Data for the task ▸
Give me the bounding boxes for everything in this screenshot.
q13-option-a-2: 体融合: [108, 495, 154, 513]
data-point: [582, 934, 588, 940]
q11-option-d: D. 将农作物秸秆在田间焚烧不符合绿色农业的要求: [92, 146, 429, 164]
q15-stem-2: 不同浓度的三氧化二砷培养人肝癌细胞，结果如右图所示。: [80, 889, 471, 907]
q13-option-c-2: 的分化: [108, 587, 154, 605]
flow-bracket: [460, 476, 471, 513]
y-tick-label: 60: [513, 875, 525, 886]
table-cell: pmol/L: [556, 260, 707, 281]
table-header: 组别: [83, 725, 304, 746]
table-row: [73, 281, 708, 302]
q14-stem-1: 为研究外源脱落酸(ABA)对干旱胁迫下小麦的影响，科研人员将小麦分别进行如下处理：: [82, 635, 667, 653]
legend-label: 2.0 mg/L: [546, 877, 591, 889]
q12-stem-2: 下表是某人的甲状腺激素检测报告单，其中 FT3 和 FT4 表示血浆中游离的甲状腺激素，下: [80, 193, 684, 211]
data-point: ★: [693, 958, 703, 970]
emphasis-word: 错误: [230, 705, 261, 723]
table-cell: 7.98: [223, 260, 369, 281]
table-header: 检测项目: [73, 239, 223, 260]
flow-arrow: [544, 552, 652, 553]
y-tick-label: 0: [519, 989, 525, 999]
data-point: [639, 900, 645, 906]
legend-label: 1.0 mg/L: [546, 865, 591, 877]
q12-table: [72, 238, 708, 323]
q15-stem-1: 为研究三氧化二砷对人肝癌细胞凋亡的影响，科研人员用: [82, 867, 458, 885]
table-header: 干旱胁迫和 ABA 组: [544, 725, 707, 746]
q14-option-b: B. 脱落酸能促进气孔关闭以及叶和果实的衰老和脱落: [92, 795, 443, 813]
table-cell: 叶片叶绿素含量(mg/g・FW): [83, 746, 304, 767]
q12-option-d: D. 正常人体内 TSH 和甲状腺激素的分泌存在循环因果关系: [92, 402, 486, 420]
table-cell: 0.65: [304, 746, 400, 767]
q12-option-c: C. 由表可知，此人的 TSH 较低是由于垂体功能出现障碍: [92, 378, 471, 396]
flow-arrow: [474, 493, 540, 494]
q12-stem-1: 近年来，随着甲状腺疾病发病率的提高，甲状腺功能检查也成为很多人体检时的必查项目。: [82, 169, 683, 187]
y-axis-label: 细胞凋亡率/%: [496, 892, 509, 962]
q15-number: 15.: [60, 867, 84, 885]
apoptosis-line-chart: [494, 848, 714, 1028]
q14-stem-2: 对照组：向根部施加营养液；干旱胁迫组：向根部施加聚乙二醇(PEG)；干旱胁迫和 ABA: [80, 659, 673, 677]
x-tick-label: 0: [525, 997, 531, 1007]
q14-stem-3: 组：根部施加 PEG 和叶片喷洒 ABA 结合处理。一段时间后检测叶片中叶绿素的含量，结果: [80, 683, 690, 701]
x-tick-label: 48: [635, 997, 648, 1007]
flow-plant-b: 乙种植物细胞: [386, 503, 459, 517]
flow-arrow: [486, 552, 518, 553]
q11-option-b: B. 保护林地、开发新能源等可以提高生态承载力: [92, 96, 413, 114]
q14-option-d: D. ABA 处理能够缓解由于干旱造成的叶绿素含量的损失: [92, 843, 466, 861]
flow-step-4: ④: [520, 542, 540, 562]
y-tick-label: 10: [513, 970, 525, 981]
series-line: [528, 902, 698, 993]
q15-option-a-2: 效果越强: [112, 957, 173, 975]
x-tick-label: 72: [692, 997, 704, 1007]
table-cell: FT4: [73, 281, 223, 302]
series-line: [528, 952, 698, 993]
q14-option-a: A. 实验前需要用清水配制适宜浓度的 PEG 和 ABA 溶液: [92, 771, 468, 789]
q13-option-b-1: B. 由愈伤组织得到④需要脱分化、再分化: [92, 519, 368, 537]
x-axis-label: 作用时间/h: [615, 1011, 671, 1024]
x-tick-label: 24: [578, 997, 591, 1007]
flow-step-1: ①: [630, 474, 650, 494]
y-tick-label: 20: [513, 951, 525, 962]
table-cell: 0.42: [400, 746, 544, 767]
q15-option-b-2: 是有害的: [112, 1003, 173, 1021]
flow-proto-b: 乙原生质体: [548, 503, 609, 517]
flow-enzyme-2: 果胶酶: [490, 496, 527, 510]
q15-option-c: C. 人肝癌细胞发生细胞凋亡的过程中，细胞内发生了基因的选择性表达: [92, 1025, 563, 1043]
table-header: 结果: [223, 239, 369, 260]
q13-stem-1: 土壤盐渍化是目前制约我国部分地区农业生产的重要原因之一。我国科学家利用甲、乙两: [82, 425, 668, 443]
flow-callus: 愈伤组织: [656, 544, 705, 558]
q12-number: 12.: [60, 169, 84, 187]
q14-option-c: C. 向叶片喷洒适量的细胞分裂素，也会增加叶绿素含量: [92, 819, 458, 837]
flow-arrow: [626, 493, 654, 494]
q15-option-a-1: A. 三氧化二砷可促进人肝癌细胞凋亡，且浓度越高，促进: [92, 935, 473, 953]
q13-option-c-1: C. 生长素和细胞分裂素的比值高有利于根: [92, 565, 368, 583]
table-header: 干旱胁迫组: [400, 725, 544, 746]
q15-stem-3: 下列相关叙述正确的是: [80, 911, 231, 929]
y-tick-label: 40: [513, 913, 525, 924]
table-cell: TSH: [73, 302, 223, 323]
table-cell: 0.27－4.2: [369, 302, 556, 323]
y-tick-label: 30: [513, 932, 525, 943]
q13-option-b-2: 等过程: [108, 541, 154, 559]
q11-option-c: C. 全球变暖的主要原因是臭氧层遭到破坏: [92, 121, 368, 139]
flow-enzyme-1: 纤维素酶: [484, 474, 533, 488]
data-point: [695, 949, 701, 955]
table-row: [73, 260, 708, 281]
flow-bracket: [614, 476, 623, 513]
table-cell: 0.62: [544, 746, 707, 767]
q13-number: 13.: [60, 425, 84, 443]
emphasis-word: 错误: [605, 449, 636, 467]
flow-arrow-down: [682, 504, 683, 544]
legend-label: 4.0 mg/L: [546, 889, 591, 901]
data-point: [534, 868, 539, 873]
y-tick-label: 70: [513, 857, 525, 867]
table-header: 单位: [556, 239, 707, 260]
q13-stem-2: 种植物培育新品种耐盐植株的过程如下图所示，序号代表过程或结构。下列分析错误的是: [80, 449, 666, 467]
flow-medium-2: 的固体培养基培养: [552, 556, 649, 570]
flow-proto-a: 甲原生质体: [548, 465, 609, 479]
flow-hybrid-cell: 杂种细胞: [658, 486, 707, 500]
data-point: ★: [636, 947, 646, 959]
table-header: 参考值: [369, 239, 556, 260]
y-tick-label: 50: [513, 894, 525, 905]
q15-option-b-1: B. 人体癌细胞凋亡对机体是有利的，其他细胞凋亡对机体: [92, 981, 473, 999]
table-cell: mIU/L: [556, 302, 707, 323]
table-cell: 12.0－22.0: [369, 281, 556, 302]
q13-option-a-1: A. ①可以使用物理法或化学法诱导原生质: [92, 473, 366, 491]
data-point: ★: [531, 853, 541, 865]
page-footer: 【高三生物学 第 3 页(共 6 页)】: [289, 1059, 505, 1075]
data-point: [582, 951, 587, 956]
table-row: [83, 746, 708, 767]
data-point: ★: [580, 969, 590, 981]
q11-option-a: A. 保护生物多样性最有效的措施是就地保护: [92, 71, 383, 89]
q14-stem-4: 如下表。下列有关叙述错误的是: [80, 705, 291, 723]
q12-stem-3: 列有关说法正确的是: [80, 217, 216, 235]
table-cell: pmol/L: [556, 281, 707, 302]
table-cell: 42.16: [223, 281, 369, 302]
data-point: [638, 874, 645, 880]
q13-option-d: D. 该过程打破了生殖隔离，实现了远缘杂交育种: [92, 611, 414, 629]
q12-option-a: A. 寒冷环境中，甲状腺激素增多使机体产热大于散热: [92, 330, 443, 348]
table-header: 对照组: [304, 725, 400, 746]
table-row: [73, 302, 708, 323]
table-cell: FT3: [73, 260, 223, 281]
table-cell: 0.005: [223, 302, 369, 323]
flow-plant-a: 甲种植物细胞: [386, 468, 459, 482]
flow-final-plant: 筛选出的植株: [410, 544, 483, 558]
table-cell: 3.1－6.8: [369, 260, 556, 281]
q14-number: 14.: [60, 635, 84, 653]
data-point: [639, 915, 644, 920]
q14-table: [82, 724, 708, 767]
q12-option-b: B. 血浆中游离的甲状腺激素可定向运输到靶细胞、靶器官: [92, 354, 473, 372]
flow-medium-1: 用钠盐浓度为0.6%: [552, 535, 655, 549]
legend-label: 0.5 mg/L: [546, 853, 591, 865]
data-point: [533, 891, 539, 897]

Exercise prompt ▸ What is needed is every line of the records above that contains the word "proto".

Answer for this exercise ▸
flow-proto-b: 乙原生质体: [548, 503, 609, 517]
flow-proto-a: 甲原生质体: [548, 465, 609, 479]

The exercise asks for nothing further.